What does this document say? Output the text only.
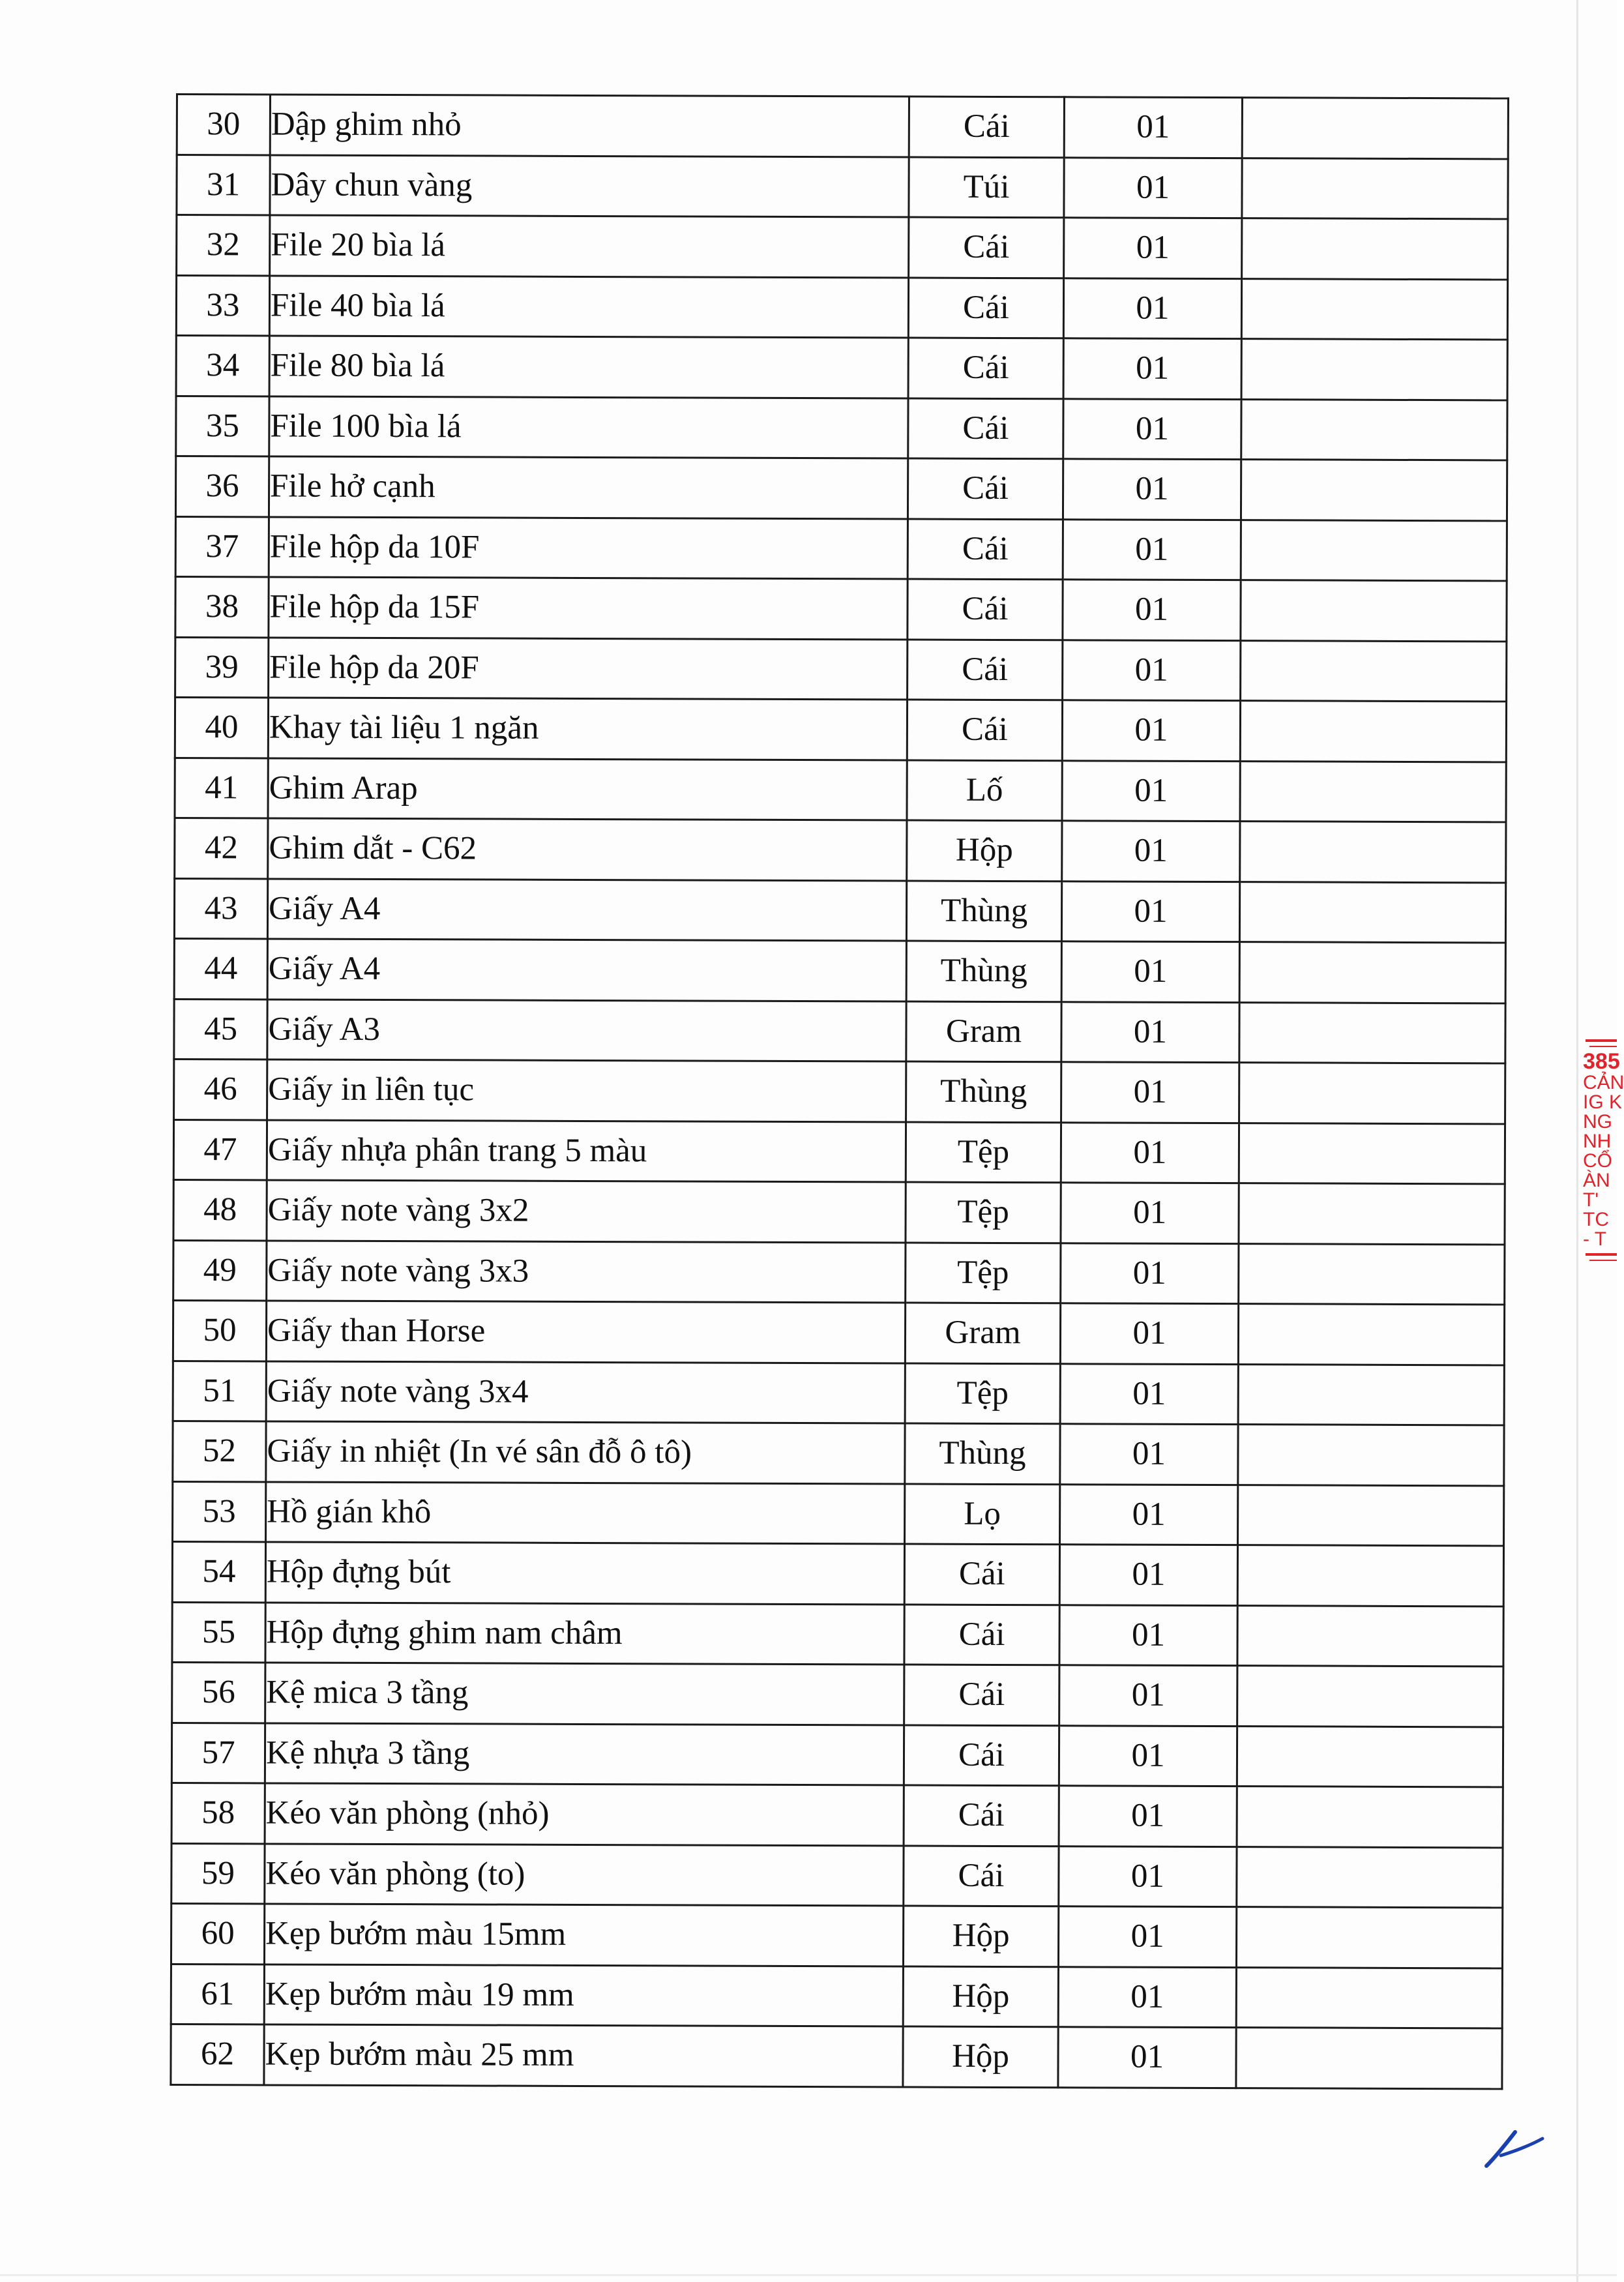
30	Dập ghim nhỏ	Cái	01	
31	Dây chun vàng	Túi	01	
32	File 20 bìa lá	Cái	01	
33	File 40 bìa lá	Cái	01	
34	File 80 bìa lá	Cái	01	
35	File 100 bìa lá	Cái	01	
36	File hở cạnh	Cái	01	
37	File hộp da 10F	Cái	01	
38	File hộp da 15F	Cái	01	
39	File hộp da 20F	Cái	01	
40	Khay tài liệu 1 ngăn	Cái	01	
41	Ghim Arap	Lố	01	
42	Ghim dắt - C62	Hộp	01	
43	Giấy A4	Thùng	01	
44	Giấy A4	Thùng	01	
45	Giấy A3	Gram	01	
46	Giấy in liên tục	Thùng	01	
47	Giấy nhựa phân trang 5 màu	Tệp	01	
48	Giấy note vàng 3x2	Tệp	01	
49	Giấy note vàng 3x3	Tệp	01	
50	Giấy than Horse	Gram	01	
51	Giấy note vàng 3x4	Tệp	01	
52	Giấy in nhiệt (In vé sân đỗ ô tô)	Thùng	01	
53	Hồ gián khô	Lọ	01	
54	Hộp đựng bút	Cái	01	
55	Hộp đựng ghim nam châm	Cái	01	
56	Kệ mica 3 tầng	Cái	01	
57	Kệ nhựa 3 tầng	Cái	01	
58	Kéo văn phòng (nhỏ)	Cái	01	
59	Kéo văn phòng (to)	Cái	01	
60	Kẹp bướm màu 15mm	Hộp	01	
61	Kẹp bướm màu 19 mm	Hộp	01	
62	Kẹp bướm màu 25 mm	Hộp	01	
385
CẢN
IG K
NG
NH
CỔ
ÀN
T'
TC
- T
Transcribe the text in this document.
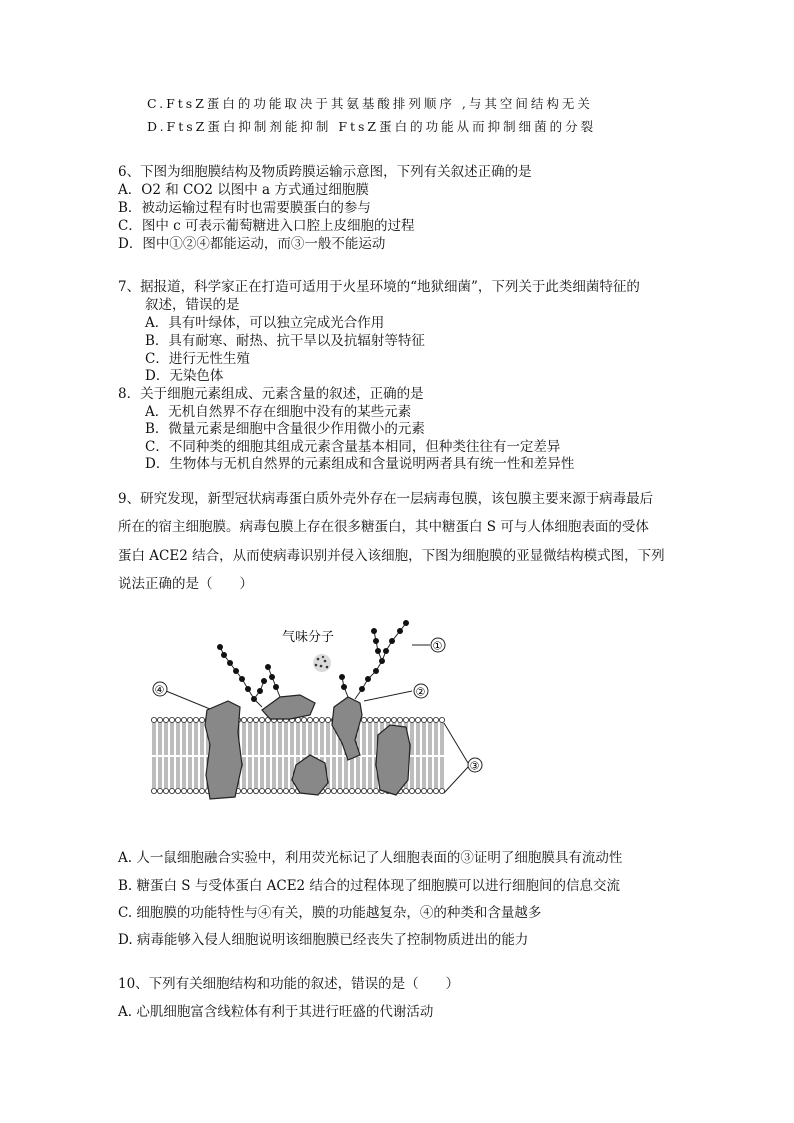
C.FtsZ蛋白的功能取决于其氨基酸排列顺序 ,与其空间结构无关
D.FtsZ蛋白抑制剂能抑制 FtsZ蛋白的功能从而抑制细菌的分裂
6、下图为细胞膜结构及物质跨膜运输示意图，下列有关叙述正确的是
A．O2 和 CO2 以图中 a 方式通过细胞膜
B．被动运输过程有时也需要膜蛋白的参与
C．图中 c 可表示葡萄糖进入口腔上皮细胞的过程
D．图中①②④都能运动，而③一般不能运动
7、据报道，科学家正在打造可适用于火星环境的“地狱细菌”，下列关于此类细菌特征的
叙述，错误的是
A．具有叶绿体，可以独立完成光合作用
B．具有耐寒、耐热、抗干旱以及抗辐射等特征
C．进行无性生殖
D．无染色体
8．关于细胞元素组成、元素含量的叙述，正确的是
A．无机自然界不存在细胞中没有的某些元素
B．微量元素是细胞中含量很少作用微小的元素
C．不同种类的细胞其组成元素含量基本相同，但种类往往有一定差异
D．生物体与无机自然界的元素组成和含量说明两者具有统一性和差异性
9、研究发现，新型冠状病毒蛋白质外壳外存在一层病毒包膜，该包膜主要来源于病毒最后
所在的宿主细胞膜。病毒包膜上存在很多糖蛋白，其中糖蛋白 S 可与人体细胞表面的受体
蛋白 ACE2 结合，从而使病毒识别并侵入该细胞，下图为细胞膜的亚显微结构模式图，下列
说法正确的是（　　）
气味分子
①
②
④
③
A. 人一鼠细胞融合实验中，利用荧光标记了人细胞表面的③证明了细胞膜具有流动性
B. 糖蛋白 S 与受体蛋白 ACE2 结合的过程体现了细胞膜可以进行细胞间的信息交流
C. 细胞膜的功能特性与④有关，膜的功能越复杂，④的种类和含量越多
D. 病毒能够入侵人细胞说明该细胞膜已经丧失了控制物质进出的能力
10、下列有关细胞结构和功能的叙述，错误的是（　　）
A. 心肌细胞富含线粒体有利于其进行旺盛的代谢活动
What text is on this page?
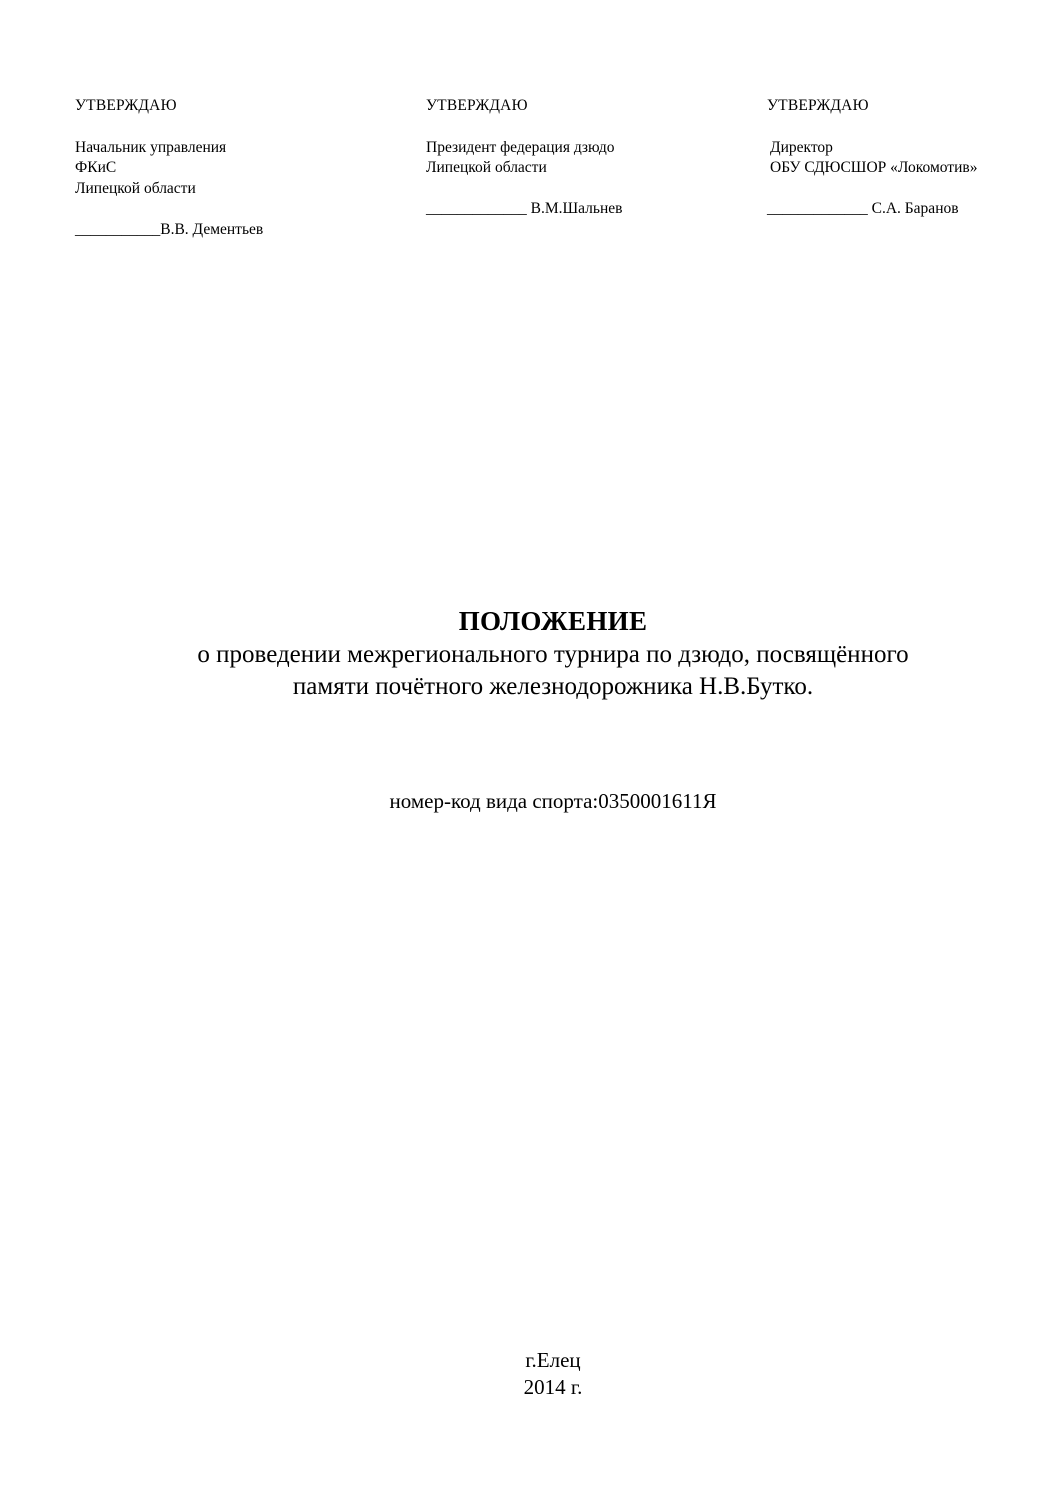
УТВЕРЖДАЮ
Начальник управления
ФКиС
Липецкой области
___________В.В. Дементьев
УТВЕРЖДАЮ
Президент федерация дзюдо
Липецкой области
_____________ В.М.Шальнев
УТВЕРЖДАЮ
Директор
ОБУ СДЮСШОР «Локомотив»
_____________ С.А. Баранов
ПОЛОЖЕНИЕ
о проведении межрегионального турнира по дзюдо, посвящённого
памяти почётного железнодорожника Н.В.Бутко.
номер-код вида спорта:0350001611Я
г.Елец
2014 г.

....................

- _GIVEN INSTRUCTION_: Take the line with "What text is on this page?" as the first line and the last line of the records above as the final one; reproduce exactly the lines between them, both included, without pictures.

- _ANSWER BELOW_:
What text is on this page?
УТВЕРЖДАЮ
Начальник управления
ФКиС
Липецкой области
___________В.В. Дементьев
УТВЕРЖДАЮ
Президент федерация дзюдо
Липецкой области
_____________ В.М.Шальнев
УТВЕРЖДАЮ
Директор
ОБУ СДЮСШОР «Локомотив»
_____________ С.А. Баранов
ПОЛОЖЕНИЕ
о проведении межрегионального турнира по дзюдо, посвящённого
памяти почётного железнодорожника Н.В.Бутко.
номер-код вида спорта:0350001611Я
г.Елец
2014 г.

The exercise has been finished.